Your task is to output the entries below word for word.

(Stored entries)

========================

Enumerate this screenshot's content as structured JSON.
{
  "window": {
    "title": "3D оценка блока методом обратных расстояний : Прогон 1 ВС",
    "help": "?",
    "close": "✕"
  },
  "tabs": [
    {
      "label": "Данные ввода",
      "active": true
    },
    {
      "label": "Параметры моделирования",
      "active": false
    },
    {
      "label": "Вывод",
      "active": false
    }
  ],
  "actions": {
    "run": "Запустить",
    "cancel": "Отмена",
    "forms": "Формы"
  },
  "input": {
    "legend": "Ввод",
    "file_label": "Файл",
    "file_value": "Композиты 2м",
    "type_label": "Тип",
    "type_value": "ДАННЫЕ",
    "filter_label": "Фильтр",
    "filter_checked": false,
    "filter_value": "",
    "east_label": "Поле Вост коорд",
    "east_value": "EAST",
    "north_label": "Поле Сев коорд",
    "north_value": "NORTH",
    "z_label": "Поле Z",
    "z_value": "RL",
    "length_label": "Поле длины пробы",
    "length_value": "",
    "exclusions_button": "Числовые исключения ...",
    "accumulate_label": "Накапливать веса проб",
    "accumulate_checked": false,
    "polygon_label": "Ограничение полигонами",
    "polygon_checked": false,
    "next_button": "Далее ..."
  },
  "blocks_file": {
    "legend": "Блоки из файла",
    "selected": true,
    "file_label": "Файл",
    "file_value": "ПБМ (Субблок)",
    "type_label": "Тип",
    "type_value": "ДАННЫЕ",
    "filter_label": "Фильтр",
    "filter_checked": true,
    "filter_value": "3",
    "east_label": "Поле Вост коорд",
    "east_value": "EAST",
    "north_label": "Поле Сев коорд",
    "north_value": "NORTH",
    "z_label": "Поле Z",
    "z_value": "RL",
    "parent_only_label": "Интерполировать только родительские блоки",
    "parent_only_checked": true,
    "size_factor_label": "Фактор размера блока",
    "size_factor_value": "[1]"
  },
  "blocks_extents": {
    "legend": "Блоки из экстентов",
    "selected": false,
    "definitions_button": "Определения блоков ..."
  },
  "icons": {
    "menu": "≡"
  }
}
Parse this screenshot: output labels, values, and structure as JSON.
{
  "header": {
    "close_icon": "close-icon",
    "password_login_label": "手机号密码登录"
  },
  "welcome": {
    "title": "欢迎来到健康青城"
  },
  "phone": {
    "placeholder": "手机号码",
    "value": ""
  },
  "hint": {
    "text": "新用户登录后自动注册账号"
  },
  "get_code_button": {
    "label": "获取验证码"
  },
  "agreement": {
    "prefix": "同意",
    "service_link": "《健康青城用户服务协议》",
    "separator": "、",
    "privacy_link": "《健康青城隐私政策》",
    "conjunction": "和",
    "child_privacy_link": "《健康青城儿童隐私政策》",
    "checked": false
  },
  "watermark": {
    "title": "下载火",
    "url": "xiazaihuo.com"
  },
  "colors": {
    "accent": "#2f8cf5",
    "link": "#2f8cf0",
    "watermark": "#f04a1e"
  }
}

========================

▶ [Answer for the task]:
Enumerate this screenshot's content as structured JSON.
{
  "window": {
    "title": "3D оценка блока методом обратных расстояний : Прогон 1 ВС",
    "help": "?",
    "close": "✕"
  },
  "tabs": [
    {
      "label": "Данные ввода",
      "active": true
    },
    {
      "label": "Параметры моделирования",
      "active": false
    },
    {
      "label": "Вывод",
      "active": false
    }
  ],
  "actions": {
    "run": "Запустить",
    "cancel": "Отмена",
    "forms": "Формы"
  },
  "input": {
    "legend": "Ввод",
    "file_label": "Файл",
    "file_value": "Композиты 2м",
    "type_label": "Тип",
    "type_value": "ДАННЫЕ",
    "filter_label": "Фильтр",
    "filter_checked": false,
    "filter_value": "",
    "east_label": "Поле Вост коорд",
    "east_value": "EAST",
    "north_label": "Поле Сев коорд",
    "north_value": "NORTH",
    "z_label": "Поле Z",
    "z_value": "RL",
    "length_label": "Поле длины пробы",
    "length_value": "",
    "exclusions_button": "Числовые исключения ...",
    "accumulate_label": "Накапливать веса проб",
    "accumulate_checked": false,
    "polygon_label": "Ограничение полигонами",
    "polygon_checked": false,
    "next_button": "Далее ..."
  },
  "blocks_file": {
    "legend": "Блоки из файла",
    "selected": true,
    "file_label": "Файл",
    "file_value": "ПБМ (Субблок)",
    "type_label": "Тип",
    "type_value": "ДАННЫЕ",
    "filter_label": "Фильтр",
    "filter_checked": true,
    "filter_value": "3",
    "east_label": "Поле Вост коорд",
    "east_value": "EAST",
    "north_label": "Поле Сев коорд",
    "north_value": "NORTH",
    "z_label": "Поле Z",
    "z_value": "RL",
    "parent_only_label": "Интерполировать только родительские блоки",
    "parent_only_checked": true,
    "size_factor_label": "Фактор размера блока",
    "size_factor_value": "[1]"
  },
  "blocks_extents": {
    "legend": "Блоки из экстентов",
    "selected": false,
    "definitions_button": "Определения блоков ..."
  },
  "icons": {
    "menu": "≡"
  }
}
Parse this screenshot: output labels, values, and structure as JSON.
{
  "header": {
    "close_icon": "close-icon",
    "password_login_label": "手机号密码登录"
  },
  "welcome": {
    "title": "欢迎来到健康青城"
  },
  "phone": {
    "placeholder": "手机号码",
    "value": ""
  },
  "hint": {
    "text": "新用户登录后自动注册账号"
  },
  "get_code_button": {
    "label": "获取验证码"
  },
  "agreement": {
    "prefix": "同意",
    "service_link": "《健康青城用户服务协议》",
    "separator": "、",
    "privacy_link": "《健康青城隐私政策》",
    "conjunction": "和",
    "child_privacy_link": "《健康青城儿童隐私政策》",
    "checked": false
  },
  "watermark": {
    "title": "下载火",
    "url": "xiazaihuo.com"
  },
  "colors": {
    "accent": "#2f8cf5",
    "link": "#2f8cf0",
    "watermark": "#f04a1e"
  }
}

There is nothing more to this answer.